= TASK DESCRIPTION =
Transcribe the records below exactly, leaving out any pictures.

[Stored data entries]
────

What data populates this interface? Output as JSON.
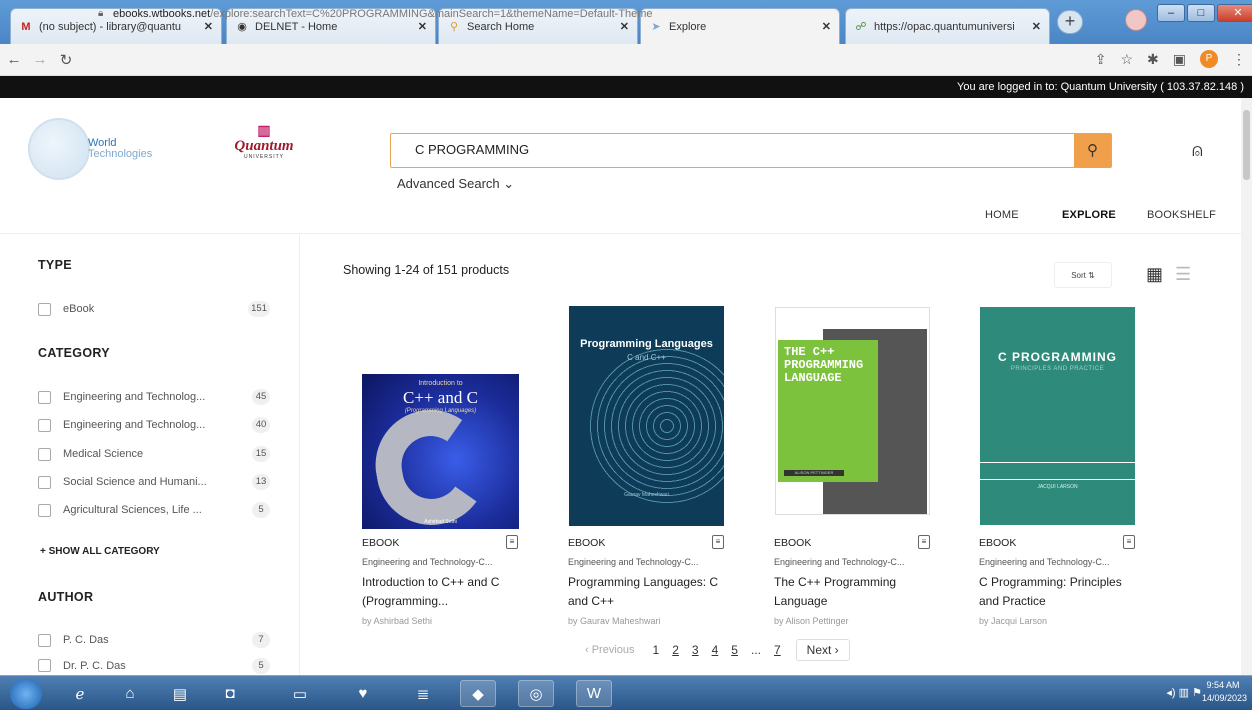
{
  "browser": {
    "tabs": [
      {
        "title": "(no subject) - library@quantu",
        "icon": "gmail-icon"
      },
      {
        "title": "DELNET - Home",
        "icon": "globe-icon"
      },
      {
        "title": "Search Home",
        "icon": "search-icon"
      },
      {
        "title": "Explore",
        "icon": "bookmark-icon"
      },
      {
        "title": "https://opac.quantumuniversi",
        "icon": "link-icon"
      }
    ],
    "url_domain": "ebooks.wtbooks.net",
    "url_path": "/explore:searchText=C%20PROGRAMMING&mainSearch=1&themeName=Default-Theme",
    "profile_initial": "P"
  },
  "site": {
    "logged_in_text": "You are logged in to: Quantum University ( 103.37.82.148 )",
    "wt_logo": {
      "line1": "World",
      "line2": "Technologies"
    },
    "qu_logo": {
      "name": "Quantum",
      "sub": "UNIVERSITY"
    },
    "search": {
      "value": "C PROGRAMMING",
      "advanced_label": "Advanced Search ⌄"
    },
    "nav": {
      "home": "HOME",
      "explore": "EXPLORE",
      "bookshelf": "BOOKSHELF"
    }
  },
  "sidebar": {
    "type_title": "TYPE",
    "type_items": [
      {
        "label": "eBook",
        "count": "151"
      }
    ],
    "category_title": "CATEGORY",
    "category_items": [
      {
        "label": "Engineering and Technolog...",
        "count": "45"
      },
      {
        "label": "Engineering and Technolog...",
        "count": "40"
      },
      {
        "label": "Medical Science",
        "count": "15"
      },
      {
        "label": "Social Science and Humani...",
        "count": "13"
      },
      {
        "label": "Agricultural Sciences, Life ...",
        "count": "5"
      }
    ],
    "show_all": "+ SHOW ALL CATEGORY",
    "author_title": "AUTHOR",
    "author_items": [
      {
        "label": "P. C. Das",
        "count": "7"
      },
      {
        "label": "Dr. P. C. Das",
        "count": "5"
      }
    ]
  },
  "results": {
    "showing": "Showing 1-24 of 151 products",
    "sort_label": "Sort ⇅",
    "books": [
      {
        "format": "EBOOK",
        "category": "Engineering and Technology-C...",
        "title": "Introduction to C++ and C (Programming...",
        "author": "by Ashirbad Sethi",
        "cover": {
          "small": "Introduction to",
          "title": "C++ and C",
          "sub": "(Programming Languages)",
          "author": "Ashirbad Sethi"
        }
      },
      {
        "format": "EBOOK",
        "category": "Engineering and Technology-C...",
        "title": "Programming Languages: C and C++",
        "author": "by Gaurav Maheshwari",
        "cover": {
          "title": "Programming Languages",
          "sub": "C and C++",
          "author": "Gaurav Maheshwari"
        }
      },
      {
        "format": "EBOOK",
        "category": "Engineering and Technology-C...",
        "title": "The C++ Programming Language",
        "author": "by Alison Pettinger",
        "cover": {
          "title": "THE C++ PROGRAMMING LANGUAGE",
          "author": "ALISON PETTINGER"
        }
      },
      {
        "format": "EBOOK",
        "category": "Engineering and Technology-C...",
        "title": "C Programming: Principles and Practice",
        "author": "by Jacqui Larson",
        "cover": {
          "title": "C PROGRAMMING",
          "sub": "PRINCIPLES AND PRACTICE",
          "author": "JACQUI LARSON"
        }
      }
    ],
    "pagination": {
      "prev": "‹ Previous",
      "pages": [
        "1",
        "2",
        "3",
        "4",
        "5",
        "...",
        "7"
      ],
      "next": "Next ›"
    }
  },
  "taskbar": {
    "time": "9:54 AM",
    "date": "14/09/2023"
  },
  "colors": {
    "accent": "#f0a04b",
    "search_border": "#e8a55a",
    "black_bar": "#111111"
  }
}
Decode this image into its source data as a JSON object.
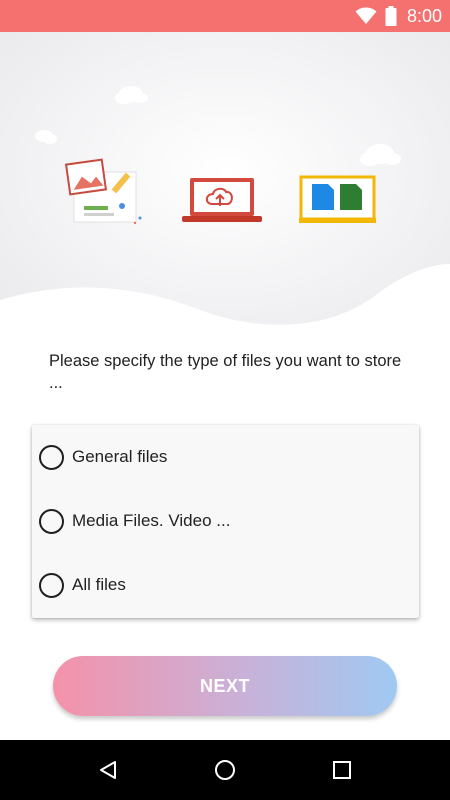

────

= ANSWER FOR THIS EXERCISE =
What data populates this interface? Output as JSON.
{
  "browser": {
    "tabs": [
      {
        "title": "(no subject) - library@quantu",
        "icon": "gmail-icon"
      },
      {
        "title": "DELNET - Home",
        "icon": "globe-icon"
      },
      {
        "title": "Search Home",
        "icon": "search-icon"
      },
      {
        "title": "Explore",
        "icon": "bookmark-icon"
      },
      {
        "title": "https://opac.quantumuniversi",
        "icon": "link-icon"
      }
    ],
    "url_domain": "ebooks.wtbooks.net",
    "url_path": "/explore:searchText=C%20PROGRAMMING&mainSearch=1&themeName=Default-Theme",
    "profile_initial": "P"
  },
  "site": {
    "logged_in_text": "You are logged in to: Quantum University ( 103.37.82.148 )",
    "wt_logo": {
      "line1": "World",
      "line2": "Technologies"
    },
    "qu_logo": {
      "name": "Quantum",
      "sub": "UNIVERSITY"
    },
    "search": {
      "value": "C PROGRAMMING",
      "advanced_label": "Advanced Search ⌄"
    },
    "nav": {
      "home": "HOME",
      "explore": "EXPLORE",
      "bookshelf": "BOOKSHELF"
    }
  },
  "sidebar": {
    "type_title": "TYPE",
    "type_items": [
      {
        "label": "eBook",
        "count": "151"
      }
    ],
    "category_title": "CATEGORY",
    "category_items": [
      {
        "label": "Engineering and Technolog...",
        "count": "45"
      },
      {
        "label": "Engineering and Technolog...",
        "count": "40"
      },
      {
        "label": "Medical Science",
        "count": "15"
      },
      {
        "label": "Social Science and Humani...",
        "count": "13"
      },
      {
        "label": "Agricultural Sciences, Life ...",
        "count": "5"
      }
    ],
    "show_all": "+ SHOW ALL CATEGORY",
    "author_title": "AUTHOR",
    "author_items": [
      {
        "label": "P. C. Das",
        "count": "7"
      },
      {
        "label": "Dr. P. C. Das",
        "count": "5"
      }
    ]
  },
  "results": {
    "showing": "Showing 1-24 of 151 products",
    "sort_label": "Sort ⇅",
    "books": [
      {
        "format": "EBOOK",
        "category": "Engineering and Technology-C...",
        "title": "Introduction to C++ and C (Programming...",
        "author": "by Ashirbad Sethi",
        "cover": {
          "small": "Introduction to",
          "title": "C++ and C",
          "sub": "(Programming Languages)",
          "author": "Ashirbad Sethi"
        }
      },
      {
        "format": "EBOOK",
        "category": "Engineering and Technology-C...",
        "title": "Programming Languages: C and C++",
        "author": "by Gaurav Maheshwari",
        "cover": {
          "title": "Programming Languages",
          "sub": "C and C++",
          "author": "Gaurav Maheshwari"
        }
      },
      {
        "format": "EBOOK",
        "category": "Engineering and Technology-C...",
        "title": "The C++ Programming Language",
        "author": "by Alison Pettinger",
        "cover": {
          "title": "THE C++ PROGRAMMING LANGUAGE",
          "author": "ALISON PETTINGER"
        }
      },
      {
        "format": "EBOOK",
        "category": "Engineering and Technology-C...",
        "title": "C Programming: Principles and Practice",
        "author": "by Jacqui Larson",
        "cover": {
          "title": "C PROGRAMMING",
          "sub": "PRINCIPLES AND PRACTICE",
          "author": "JACQUI LARSON"
        }
      }
    ],
    "pagination": {
      "prev": "‹ Previous",
      "pages": [
        "1",
        "2",
        "3",
        "4",
        "5",
        "...",
        "7"
      ],
      "next": "Next ›"
    }
  },
  "taskbar": {
    "time": "9:54 AM",
    "date": "14/09/2023"
  },
  "colors": {
    "accent": "#f0a04b",
    "search_border": "#e8a55a",
    "black_bar": "#111111"
  }
}
Decode this image into its source data as a JSON object.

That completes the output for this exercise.